● EXERCISE INSTRUCTIONS
Turn the part of the records that opens with the line containing "cell-group: لوازم خانگی، صوتی و تصویری [221, 449, 314, 481]" and closes with the line containing "cell-unit: عدد [312, 449, 404, 481]" into a JSON list of strings. Use one string per line and leave out blank lines.

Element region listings
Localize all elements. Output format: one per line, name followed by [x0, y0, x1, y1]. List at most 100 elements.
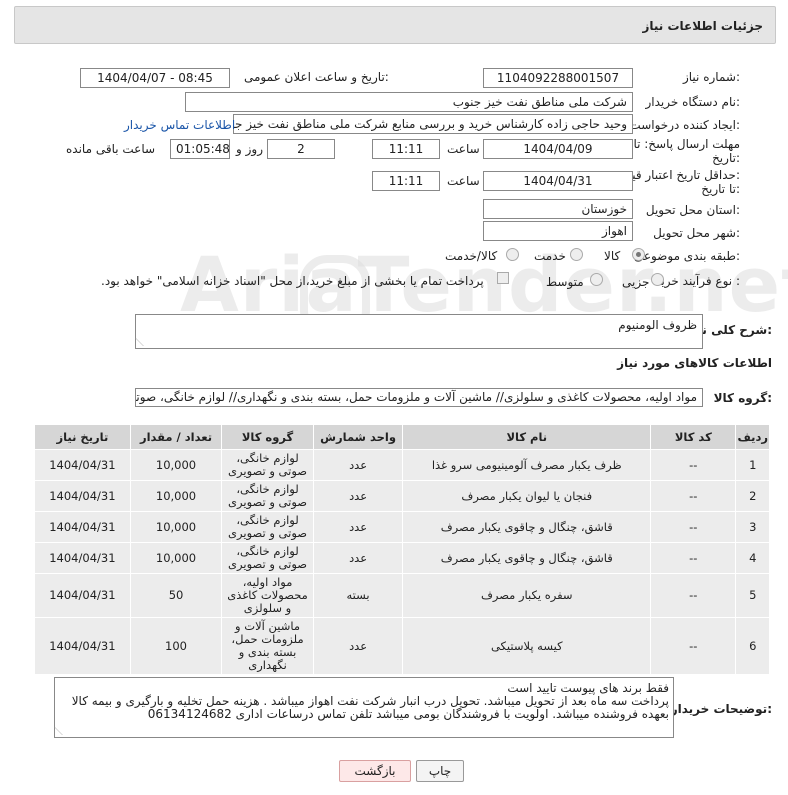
cell-group: لوازم خانگی، صوتی و تصویری [221, 449, 314, 481]
cell-row: 4 [735, 542, 770, 574]
category-option-both: کالا/خدمت [445, 249, 498, 263]
page-header: جزئیات اطلاعات نیاز [14, 6, 776, 44]
creator-field[interactable]: وحید حاجی زاده کارشناس خرید و بررسی مناب… [233, 114, 633, 134]
cell-qty: 10,000 [129, 480, 223, 512]
cell-qty: 10,000 [129, 542, 223, 574]
cell-name: قاشق، چنگال و چاقوی یکبار مصرف [402, 542, 652, 574]
cell-unit: عدد [312, 449, 404, 481]
cell-unit: عدد [312, 617, 404, 675]
goods-table: ردیف کد کالا نام کالا واحد شمارش گروه کا… [34, 424, 770, 675]
cell-qty: 10,000 [129, 511, 223, 543]
col-header-date: تاریخ نیاز [34, 424, 131, 450]
back-button[interactable]: بازگشت [339, 760, 411, 782]
deadline-label: مهلت ارسال پاسخ: تا [633, 137, 740, 151]
resize-grip-icon [135, 338, 151, 346]
province-label: استان محل تحویل: [645, 203, 740, 217]
resize-grip-icon [54, 727, 70, 735]
need-number-field[interactable]: 1104092288001507 [483, 68, 633, 88]
cell-date: 1404/04/31 [34, 449, 131, 481]
creator-label: ایجاد کننده درخواست: [629, 118, 740, 132]
deadline-time-label: ساعت [447, 142, 480, 156]
cell-name: قاشق، چنگال و چاقوی یکبار مصرف [402, 511, 652, 543]
cell-qty: 10,000 [129, 449, 223, 481]
col-header-code: کد کالا [650, 424, 737, 450]
announce-label: تاریخ و ساعت اعلان عمومی: [244, 70, 389, 84]
cell-group: لوازم خانگی، صوتی و تصویری [221, 480, 314, 512]
cell-code: -- [650, 542, 737, 574]
cell-row: 5 [735, 573, 770, 618]
cell-qty: 50 [129, 573, 223, 618]
cell-code: -- [650, 449, 737, 481]
goods-group-field[interactable]: مواد اولیه، محصولات کاغذی و سلولزی// ماش… [135, 388, 703, 407]
table-row[interactable]: 2 -- فنجان یا لیوان یکبار مصرف عدد لوازم خان… [34, 480, 770, 512]
validity-time-field[interactable]: 11:11 [372, 171, 440, 191]
goods-section-title: اطلاعات کالاهای مورد نیاز [617, 356, 772, 370]
announce-field[interactable]: 1404/04/07 - 08:45 [80, 68, 230, 88]
category-option-service: خدمت [534, 249, 566, 263]
days-remaining-field[interactable]: 2 [267, 139, 335, 159]
col-header-name: نام کالا [402, 424, 652, 450]
category-radio-service[interactable] [570, 248, 583, 261]
cell-date: 1404/04/31 [34, 480, 131, 512]
cell-name: سفره یکبار مصرف [402, 573, 652, 618]
col-header-qty: تعداد / مقدار [129, 424, 223, 450]
buyer-notes-line-3: بعهده فروشنده میباشد. اولویت با فروشندگا… [147, 707, 669, 721]
table-row[interactable]: 1 -- ظرف یکبار مصرف آلومینیومی سرو غذا عدد ل… [34, 449, 770, 481]
category-option-goods: کالا [604, 249, 621, 263]
province-field[interactable]: خوزستان [483, 199, 633, 219]
buyer-org-label: نام دستگاه خریدار: [645, 95, 741, 109]
category-radio-goods[interactable] [632, 248, 645, 261]
time-remaining-label: ساعت باقی مانده [66, 142, 156, 156]
category-radio-both[interactable] [506, 248, 519, 261]
process-label: نوع فرآیند خرید : [655, 274, 740, 288]
treasury-payment-checkbox[interactable] [497, 272, 509, 284]
table-row[interactable]: 6 -- کیسه پلاستیکی عدد ماشین آلات و ملزومات … [34, 617, 770, 675]
cell-name: کیسه پلاستیکی [402, 617, 652, 675]
description-field[interactable]: ظروف الومنیوم [135, 314, 703, 349]
cell-code: -- [650, 511, 737, 543]
cell-name: فنجان یا لیوان یکبار مصرف [402, 480, 652, 512]
city-field[interactable]: اهواز [483, 221, 633, 241]
cell-group: ماشین آلات و ملزومات حمل، بسته بندی و نگ… [221, 617, 314, 675]
validity-date-field[interactable]: 1404/04/31 [483, 171, 633, 191]
col-header-unit: واحد شمارش [312, 424, 404, 450]
cell-unit: عدد [312, 480, 404, 512]
cell-row: 3 [735, 511, 770, 543]
col-header-row: ردیف [735, 424, 770, 450]
cell-unit: عدد [312, 511, 404, 543]
cell-code: -- [650, 617, 737, 675]
table-row[interactable]: 4 -- قاشق، چنگال و چاقوی یکبار مصرف عدد لواز… [34, 542, 770, 574]
cell-code: -- [650, 573, 737, 618]
table-header-row: ردیف کد کالا نام کالا واحد شمارش گروه کا… [34, 424, 770, 450]
time-remaining-field[interactable]: 01:05:48 [170, 139, 230, 159]
col-header-group: گروه کالا [221, 424, 314, 450]
cell-group: لوازم خانگی، صوتی و تصویری [221, 542, 314, 574]
buyer-notes-label: توضیحات خریدار: [670, 702, 772, 716]
deadline-time-field[interactable]: 11:11 [372, 139, 440, 159]
deadline-label-2: تاریخ: [712, 151, 740, 165]
cell-qty: 100 [129, 617, 223, 675]
cell-name: ظرف یکبار مصرف آلومینیومی سرو غذا [402, 449, 652, 481]
buyer-notes-field[interactable]: فقط برند های پیوست تایید است پرداخت سه م… [54, 677, 674, 738]
buyer-org-field[interactable]: شرکت ملی مناطق نفت خیز جنوب [185, 92, 633, 112]
print-button[interactable]: چاپ [416, 760, 464, 782]
cell-date: 1404/04/31 [34, 511, 131, 543]
city-label: شهر محل تحویل: [653, 226, 740, 240]
deadline-date-field[interactable]: 1404/04/09 [483, 139, 633, 159]
process-radio-medium[interactable] [590, 273, 603, 286]
table-row[interactable]: 5 -- سفره یکبار مصرف بسته مواد اولیه، محصولا… [34, 573, 770, 618]
cell-unit: عدد [312, 542, 404, 574]
process-option-medium: متوسط [546, 275, 584, 289]
cell-date: 1404/04/31 [34, 542, 131, 574]
validity-time-label: ساعت [447, 174, 480, 188]
cell-date: 1404/04/31 [34, 573, 131, 618]
need-number-label: شماره نیاز: [682, 70, 740, 84]
validity-label-2: تا تاریخ: [701, 182, 740, 196]
cell-row: 6 [735, 617, 770, 675]
contact-info-link[interactable]: اطلاعات تماس خریدار [124, 118, 235, 132]
table-row[interactable]: 3 -- قاشق، چنگال و چاقوی یکبار مصرف عدد لواز… [34, 511, 770, 543]
process-radio-minor[interactable] [651, 273, 664, 286]
cell-code: -- [650, 480, 737, 512]
days-label: روز و [236, 142, 263, 156]
cell-row: 1 [735, 449, 770, 481]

● RESULT FOR THIS TASK
[
  "cell-group: لوازم خانگی، صوتی و تصویری [221, 449, 314, 481]",
  "cell-row: 4 [735, 542, 770, 574]",
  "category-option-both: کالا/خدمت [445, 249, 498, 263]",
  "page-header: جزئیات اطلاعات نیاز [14, 6, 776, 44]",
  "creator-field[interactable]: وحید حاجی زاده کارشناس خرید و بررسی مناب… [233, 114, 633, 134]",
  "cell-qty: 10,000 [129, 480, 223, 512]",
  "cell-qty: 10,000 [129, 542, 223, 574]",
  "cell-name: قاشق، چنگال و چاقوی یکبار مصرف [402, 542, 652, 574]",
  "cell-unit: عدد [312, 449, 404, 481]"
]